| Exercise objective |
Copy out every line in the entries below that includes "into".
───── Given records ─────
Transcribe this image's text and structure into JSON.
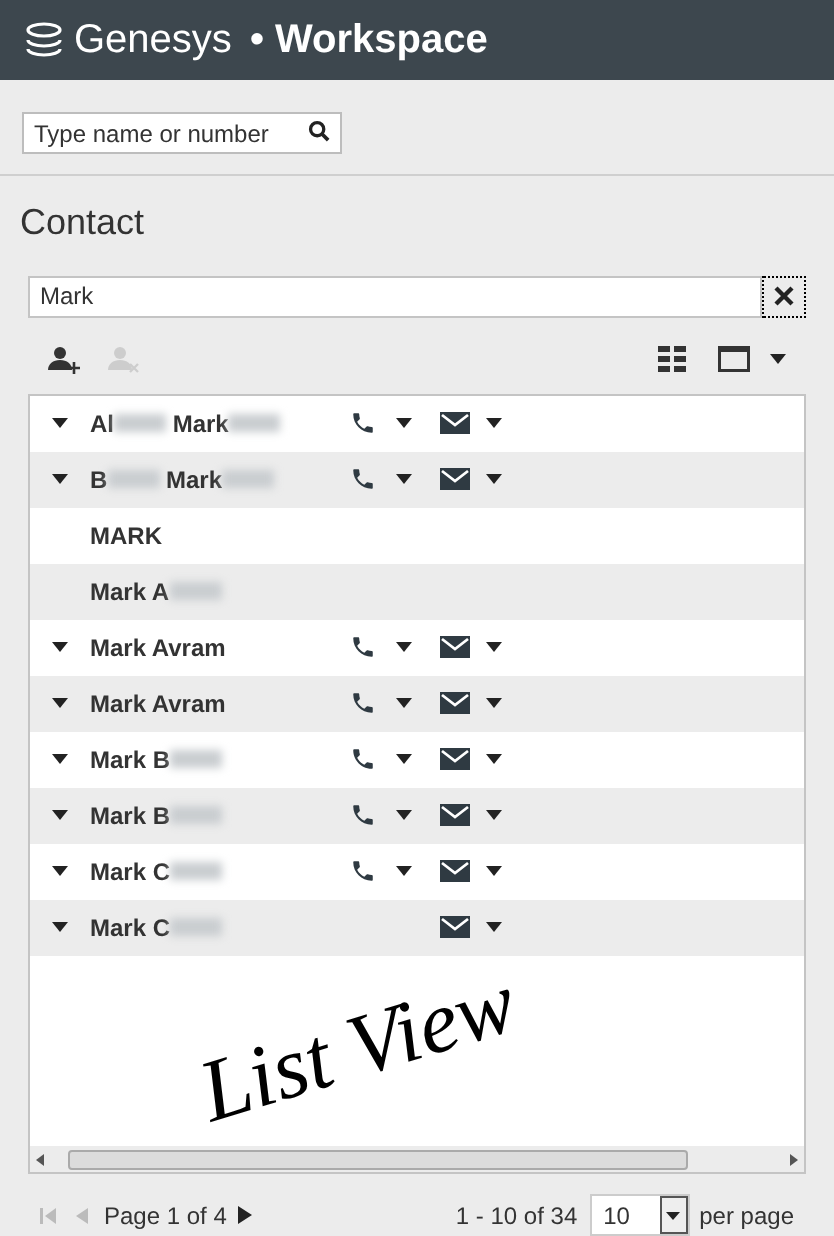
{
  "header": {
    "brand": "Genesys",
    "title": "• Workspace"
  },
  "search": {
    "placeholder": "Type name or number"
  },
  "section_title": "Contact",
  "contact_search": {
    "value": "Mark"
  },
  "toolbar": {
    "add_disabled": false,
    "remove_disabled": true
  },
  "rows": [
    {
      "parts": [
        {
          "text": "Al",
          "blur": true
        },
        {
          "text": " Mark",
          "blur": true
        }
      ],
      "expandable": true,
      "phone": true,
      "email": true
    },
    {
      "parts": [
        {
          "text": "B",
          "blur": true
        },
        {
          "text": " Mark",
          "blur": true
        }
      ],
      "expandable": true,
      "phone": true,
      "email": true
    },
    {
      "parts": [
        {
          "text": "MARK",
          "blur": false
        }
      ],
      "expandable": false,
      "phone": false,
      "email": false
    },
    {
      "parts": [
        {
          "text": "Mark A",
          "blur": true
        }
      ],
      "expandable": false,
      "phone": false,
      "email": false
    },
    {
      "parts": [
        {
          "text": "Mark Avram",
          "blur": false
        }
      ],
      "expandable": true,
      "phone": true,
      "email": true
    },
    {
      "parts": [
        {
          "text": "Mark Avram",
          "blur": false
        }
      ],
      "expandable": true,
      "phone": true,
      "email": true
    },
    {
      "parts": [
        {
          "text": "Mark B",
          "blur": true
        }
      ],
      "expandable": true,
      "phone": true,
      "email": true
    },
    {
      "parts": [
        {
          "text": "Mark B",
          "blur": true
        }
      ],
      "expandable": true,
      "phone": true,
      "email": true
    },
    {
      "parts": [
        {
          "text": "Mark C",
          "blur": true
        }
      ],
      "expandable": true,
      "phone": true,
      "email": true
    },
    {
      "parts": [
        {
          "text": "Mark C",
          "blur": true
        }
      ],
      "expandable": true,
      "phone": false,
      "email": true
    }
  ],
  "annotation": "List View",
  "pagination": {
    "page": "Page 1 of 4",
    "range": "1 - 10 of 34",
    "per_page_value": "10",
    "per_page_label": "per page"
  }
}
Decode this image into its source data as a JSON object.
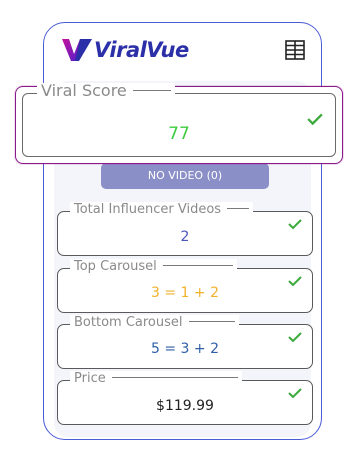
{
  "app": {
    "brand": "ViralVue",
    "brand_color": "#2b2fa8",
    "logo_gradient": [
      "#c4129a",
      "#4a1fd1"
    ],
    "menu_icon": "table-menu-icon"
  },
  "viral_score": {
    "label": "Viral Score",
    "value": "77",
    "value_color": "#3dcc3d",
    "status_icon": "check-icon"
  },
  "no_video_button": {
    "label": "NO VIDEO  (0)"
  },
  "fields": [
    {
      "label": "Total Influencer Videos",
      "value": "2",
      "value_color": "#4b56b5",
      "status_icon": "check-icon"
    },
    {
      "label": "Top Carousel",
      "value": "3 = 1 + 2",
      "value_color": "#f0b12c",
      "status_icon": "check-icon"
    },
    {
      "label": "Bottom Carousel",
      "value": "5 = 3 + 2",
      "value_color": "#2f5fa8",
      "status_icon": "check-icon"
    },
    {
      "label": "Price",
      "value": "$119.99",
      "value_color": "#222222",
      "status_icon": "check-icon"
    }
  ],
  "colors": {
    "check": "#3caa3c",
    "phone_border": "#4a5bd8",
    "highlight_border": "#8a1a8a"
  }
}
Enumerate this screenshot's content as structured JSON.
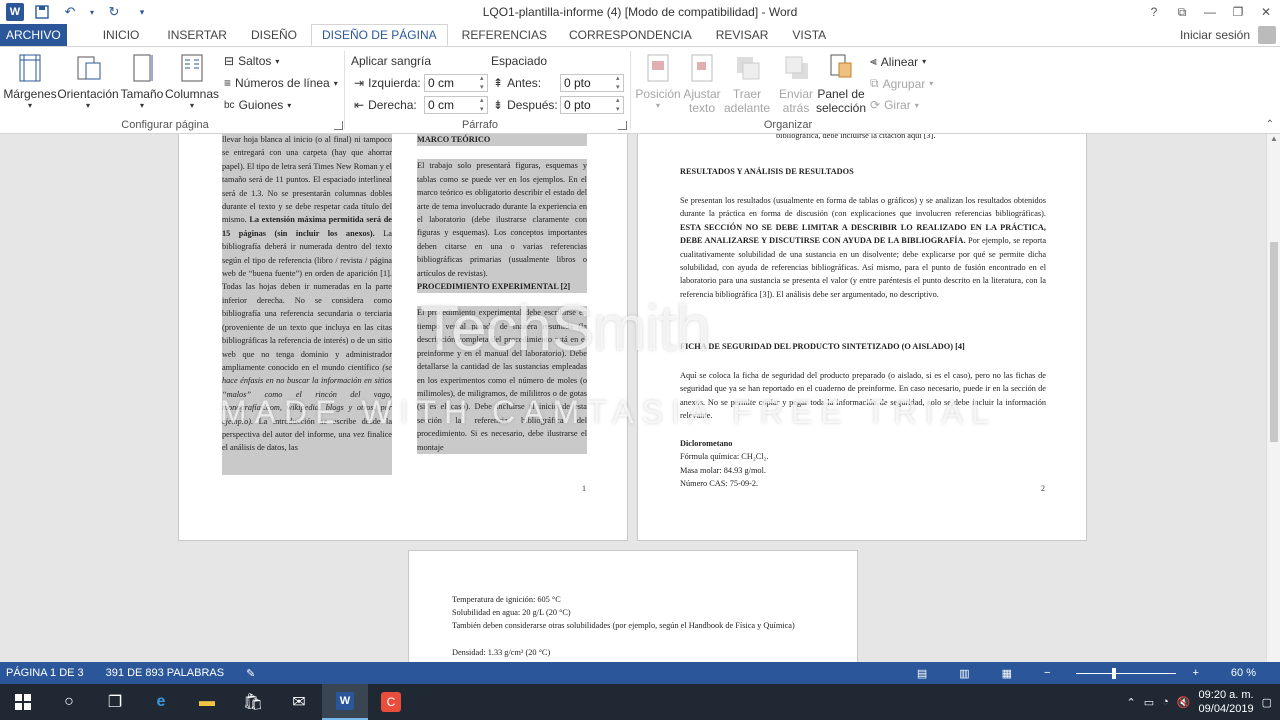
{
  "titlebar": {
    "title": "LQO1-plantilla-informe (4) [Modo de compatibilidad] - Word",
    "help": "?",
    "logo": "W"
  },
  "tabs": {
    "file": "ARCHIVO",
    "items": [
      "INICIO",
      "INSERTAR",
      "DISEÑO",
      "DISEÑO DE PÁGINA",
      "REFERENCIAS",
      "CORRESPONDENCIA",
      "REVISAR",
      "VISTA"
    ],
    "signin": "Iniciar sesión"
  },
  "ribbon": {
    "configurar": {
      "margenes": "Márgenes",
      "orientacion": "Orientación",
      "tamano": "Tamaño",
      "columnas": "Columnas",
      "saltos": "Saltos",
      "numeros": "Números de línea",
      "guiones": "Guiones",
      "label": "Configurar página"
    },
    "parrafo": {
      "sangria": "Aplicar sangría",
      "izquierda": "Izquierda:",
      "izq_val": "0 cm",
      "derecha": "Derecha:",
      "der_val": "0 cm",
      "espaciado": "Espaciado",
      "antes": "Antes:",
      "antes_val": "0 pto",
      "despues": "Después:",
      "despues_val": "0 pto",
      "label": "Párrafo"
    },
    "organizar": {
      "posicion": "Posición",
      "ajustar1": "Ajustar",
      "ajustar2": "texto",
      "traer1": "Traer",
      "traer2": "adelante",
      "enviar1": "Enviar",
      "enviar2": "atrás",
      "panel1": "Panel de",
      "panel2": "selección",
      "alinear": "Alinear",
      "agrupar": "Agrupar",
      "girar": "Girar",
      "label": "Organizar"
    }
  },
  "doc": {
    "p1_colA": "llevar hoja blanca al inicio (o al final) ni tampoco se entregará con una carpeta (hay que ahorrar papel). El tipo de letra será Times New Roman y el tamaño será de 11 puntos. El espaciado interlineal será de 1.3. No se presentarán columnas dobles durante el texto y se debe respetar cada título del mismo.",
    "p1_colA_bold": "La extensión máxima permitida será de 15 páginas (sin incluir los anexos).",
    "p1_colA_2": "La bibliografía deberá ir numerada dentro del texto según el tipo de referencia (libro / revista / página web de “buena fuente”) en orden de aparición [1]. Todas las hojas deben ir numeradas en la parte inferior derecha. No se considera como bibliografía una referencia secundaria o terciaria (proveniente de un texto que incluya en las citas bibliográficas la referencia de interés) o de un sitio web que no tenga dominio y administrador ampliamente conocido en el mundo científico",
    "p1_colA_ital": "(se hace énfasis en no buscar la información en sitios “malos” como el rincón del vago, monografías.com, wikipedia, blogs y otros, por ejemplo).",
    "p1_colA_3": "La introducción se escribe desde la perspectiva del autor del informe, una vez finalice el análisis de datos, las",
    "p1_colB_title": "MARCO TEÓRICO",
    "p1_colB_1": "El trabajo solo presentará figuras, esquemas y tablas como se puede ver en los ejemplos. En el marco teórico es obligatorio describir el estado del arte de tema involucrado durante la experiencia en el laboratorio (debe ilustrarse claramente con figuras y esquemas). Los conceptos importantes deben citarse en una o varias referencias bibliográficas primarias (usualmente libros o artículos de revistas).",
    "p1_colB_title2": "PROCEDIMIENTO EXPERIMENTAL [2]",
    "p1_colB_2": "El procedimiento experimental debe escribirse en tiempo verbal pasado de manera resumida (la descripción completa del procedimiento está en el preinforme y en el manual del laboratorio). Debe detallarse la cantidad de las sustancias empleadas en los experimentos como el número de moles (o milimoles), de miligramos, de mililitros o de gotas (si es el caso). Debe incluirse al inicio de esta sección la referencia bibliográfica del procedimiento. Si es necesario, debe ilustrarse el montaje",
    "p1_num": "1",
    "p2_top": "bibliográfica, debe incluirse la citación aquí [3].",
    "p2_title1": "RESULTADOS Y ANÁLISIS DE RESULTADOS",
    "p2_text1a": "Se presentan los resultados (usualmente en forma de tablas o gráficos) y se analizan los resultados obtenidos durante la práctica en forma de discusión (con explicaciones que involucren referencias bibliográficas).",
    "p2_text1b": "ESTA SECCIÓN NO SE DEBE LIMITAR A DESCRIBIR LO REALIZADO EN LA PRÁCTICA, DEBE ANALIZARSE Y DISCUTIRSE CON AYUDA DE LA BIBLIOGRAFÍA.",
    "p2_text1c": "Por ejemplo, se reporta cualitativamente solubilidad de una sustancia en un disolvente; debe explicarse por qué se permite dicha solubilidad, con ayuda de referencias bibliográficas. Así mismo, para el punto de fusión encontrado en el laboratorio para una sustancia se presenta el valor (y entre paréntesis el punto descrito en la literatura, con la referencia bibliográfica [3]). El análisis debe ser argumentado, no descriptivo.",
    "p2_title2": "FICHA DE SEGURIDAD DEL PRODUCTO SINTETIZADO (O AISLADO) [4]",
    "p2_text2": "Aquí se coloca la ficha de seguridad del producto preparado (o aislado, si es el caso), pero no las fichas de seguridad que ya se han reportado en el cuaderno de preinforme. En caso necesario, puede ir en la sección de anexos. No se permite copiar y pegar toda la información de seguridad, solo se debe incluir la información relevante.",
    "p2_compound": "Diclorometano",
    "p2_formula": "Fórmula química: CH₂Cl₂.",
    "p2_masa": "Masa molar: 84.93 g/mol.",
    "p2_cas": "Número CAS: 75-09-2.",
    "p2_num": "2",
    "p3_l1": "Temperatura de ignición: 605 °C",
    "p3_l2": "Solubilidad en agua: 20 g/L (20 °C)",
    "p3_l3": "También deben considerarse otras solubilidades (por ejemplo, según el Handbook de Física y Química)",
    "p3_l4": "Densidad: 1.33 g/cm³ (20 °C)",
    "watermark": "TechSmith",
    "watermark2": "MADE WITH CAMTASIA FREE TRIAL"
  },
  "status": {
    "page": "PÁGINA 1 DE 3",
    "words": "391 DE 893 PALABRAS",
    "zoom": "60 %",
    "zoom_level": 0.36
  },
  "taskbar": {
    "time": "09:20 a. m.",
    "date": "09/04/2019"
  }
}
─────
| Solution to this task |
Transcribe this image's text and structure into JSON.
Decode this image into its source data as a JSON object.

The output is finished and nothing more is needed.